--- BEGIN Supplied entries ---
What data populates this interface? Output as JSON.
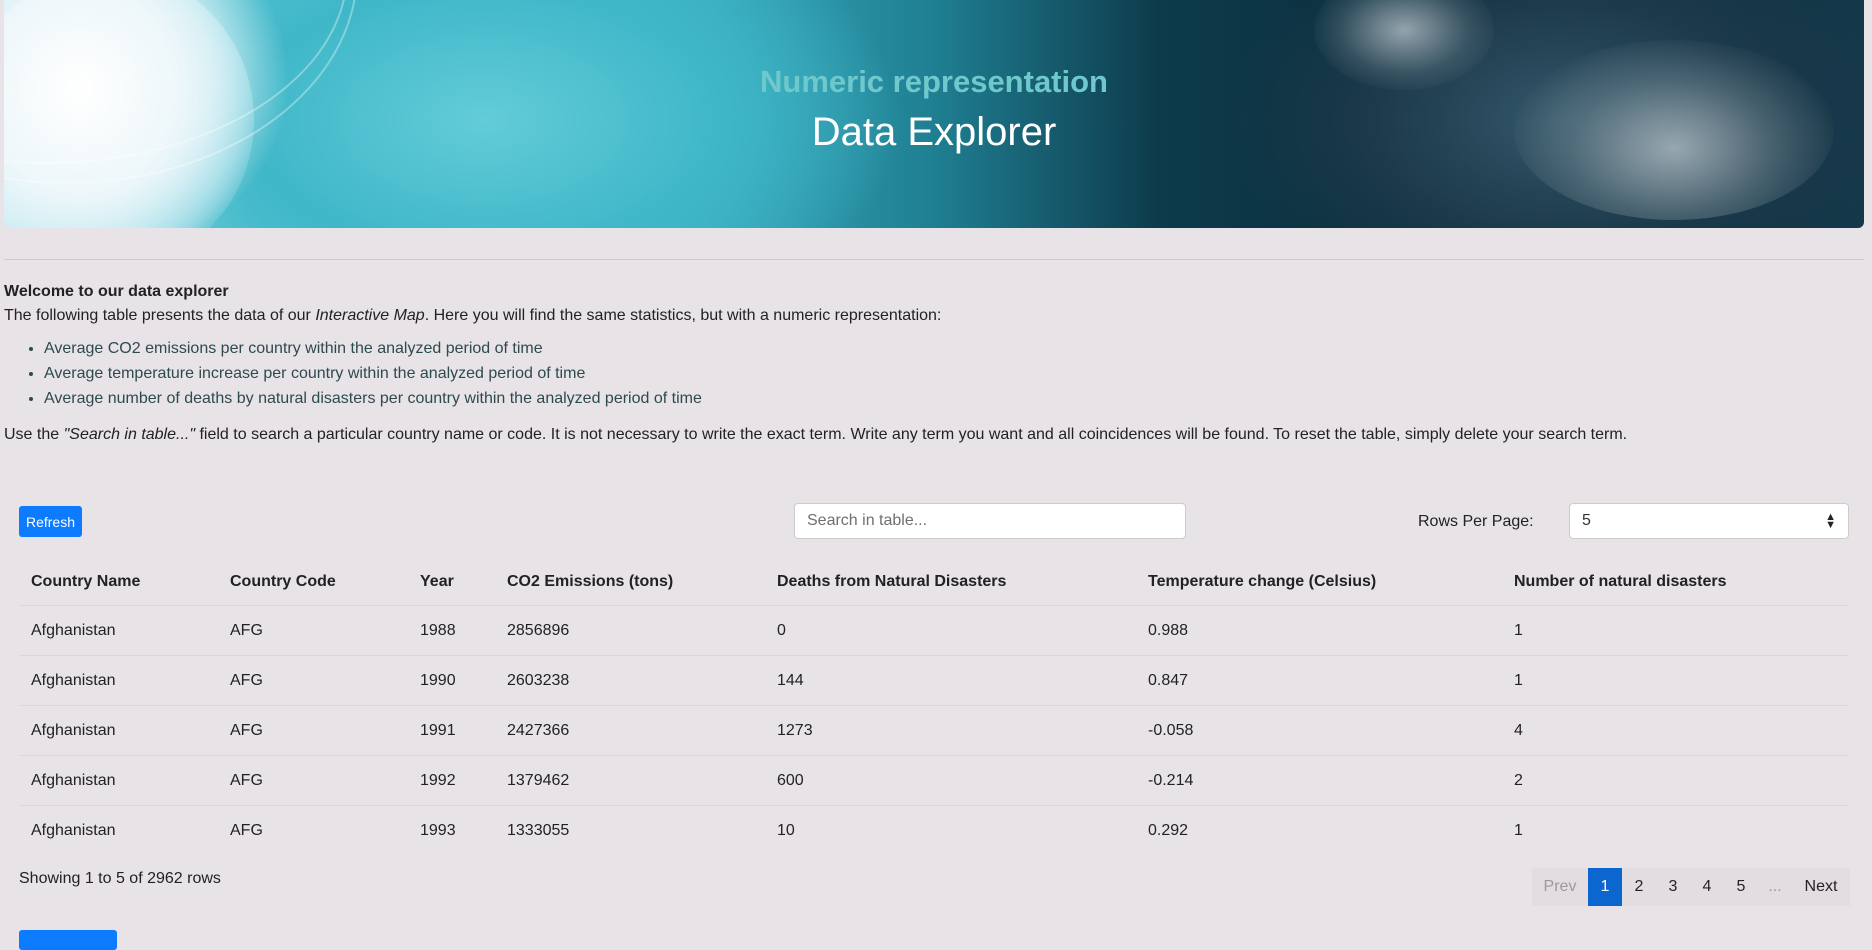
{
  "hero": {
    "subtitle": "Numeric representation",
    "title": "Data Explorer"
  },
  "intro": {
    "welcome": "Welcome to our data explorer",
    "line1_a": "The following table presents the data of our ",
    "line1_em": "Interactive Map",
    "line1_b": ". Here you will find the same statistics, but with a numeric representation:",
    "bullets": [
      "Average CO2 emissions per country within the analyzed period of time",
      "Average temperature increase per country within the analyzed period of time",
      "Average number of deaths by natural disasters per country within the analyzed period of time"
    ],
    "use_a": "Use the ",
    "use_em": "\"Search in table...\"",
    "use_b": " field to search a particular country name or code. It is not necessary to write the exact term. Write any term you want and all coincidences will be found. To reset the table, simply delete your search term."
  },
  "toolbar": {
    "refresh_label": "Refresh",
    "search_placeholder": "Search in table...",
    "rows_label": "Rows Per Page:",
    "rows_value": "5"
  },
  "table": {
    "headers": [
      "Country Name",
      "Country Code",
      "Year",
      "CO2 Emissions (tons)",
      "Deaths from Natural Disasters",
      "Temperature change (Celsius)",
      "Number of natural disasters"
    ],
    "rows": [
      [
        "Afghanistan",
        "AFG",
        "1988",
        "2856896",
        "0",
        "0.988",
        "1"
      ],
      [
        "Afghanistan",
        "AFG",
        "1990",
        "2603238",
        "144",
        "0.847",
        "1"
      ],
      [
        "Afghanistan",
        "AFG",
        "1991",
        "2427366",
        "1273",
        "-0.058",
        "4"
      ],
      [
        "Afghanistan",
        "AFG",
        "1992",
        "1379462",
        "600",
        "-0.214",
        "2"
      ],
      [
        "Afghanistan",
        "AFG",
        "1993",
        "1333055",
        "10",
        "0.292",
        "1"
      ]
    ]
  },
  "footer": {
    "showing": "Showing 1 to 5 of 2962 rows",
    "prev": "Prev",
    "pages": [
      "1",
      "2",
      "3",
      "4",
      "5"
    ],
    "ellipsis": "...",
    "next": "Next"
  },
  "colors": {
    "accent": "#0d7bff",
    "active_page": "#0b66d0",
    "background": "#e8e3e7"
  }
}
--- END Supplied entries ---
Aim of the exercise:
For the records above, state how many lines include the string "representation", giving the number and nothing else.

Solution to this exercise:
2